====== 本文抜粋

一度でいいから、「極地」と言われる場所に行ってみたかった。極地。心震える響きである。探検家でも冒険家でもないただの会社員の僕にとって、唯一のチャンスは新婚旅行だった。それを逃すことなどできない。幸い奥さんも乗り気だったので、有給と正月休み、そして結婚休暇を組み合わせるという「会社員の本気」を発動して、南極への旅を決行した。
極地は遠い。これまでも有給を駆使しながら70ヶ国近くを旅してきたが、南極はずば抜けて遠かった。まずアルゼンチンまで飛行機で丸2日。そして最南端の都市ウシュアイアから船に乗り、「ドレーク海峡」という世界で最も荒れる海を進むこと3日。片道合計5日間の旅程である。旅の半分は移動が占める。
中でもドレーク海峡は噂に違わぬ過酷さだった。海は南極に近づくほど荒々しくなり、緯度によって「吠える40度」「狂う50度」、さらには「絶叫する60度」と呼ばれる。ついには立ってもいられないほどの揺れに襲われ、結婚祝いにもらったシャンパンボトルが卓上からふっ飛んでいった。新婚旅行ってこんなんだっけ?

============
====== データ抜粋

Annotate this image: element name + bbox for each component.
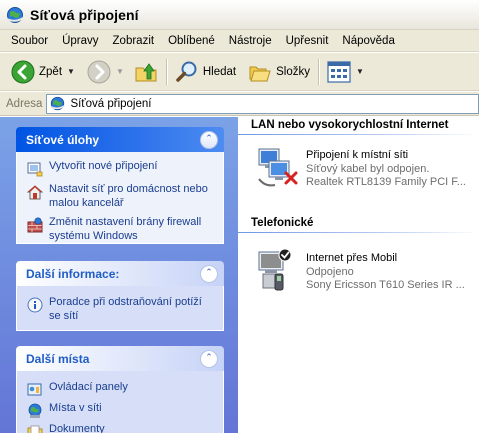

============

__課題__:
A. 南極旅行の文章のうち、「一度でいいから、「極地」と言」から「る。旅の半分は移動が占める。」までの部分をそのまま書き写してください。
B. 南極旅行の文章について、次の問いに答えよ。
(i) アルゼンチンまで飛行機で何日かかったか。
(ii) 船に乗った最南端の都市はどこか。
(iii) 緯度60度あたりの海は何と呼ばれるか。

__解答__:
A.
一度でいいから、「極地」と言われる場所に行ってみたかった。極地。心震える響きである。探検家でも冒険家でもないただの会社員の僕にとって、唯一のチャンスは新婚旅行だった。それを逃すことなどできない。幸い奥さんも乗り気だったので、有給と正月休み、そして結婚休暇を組み合わせるという「会社員の本気」を発動して、南極への旅を決行した。
極地は遠い。これまでも有給を駆使しながら70ヶ国近くを旅してきたが、南極はずば抜けて遠かった。まずアルゼンチンまで飛行機で丸2日。そして最南端の都市ウシュアイアから船に乗り、「ドレーク海峡」という世界で最も荒れる海を進むこと3日。片道合計5日間の旅程である。旅の半分は移動が占める。

B.
(i) 丸2日
(ii) ウシュアイア
(iii) 「絶叫する60度」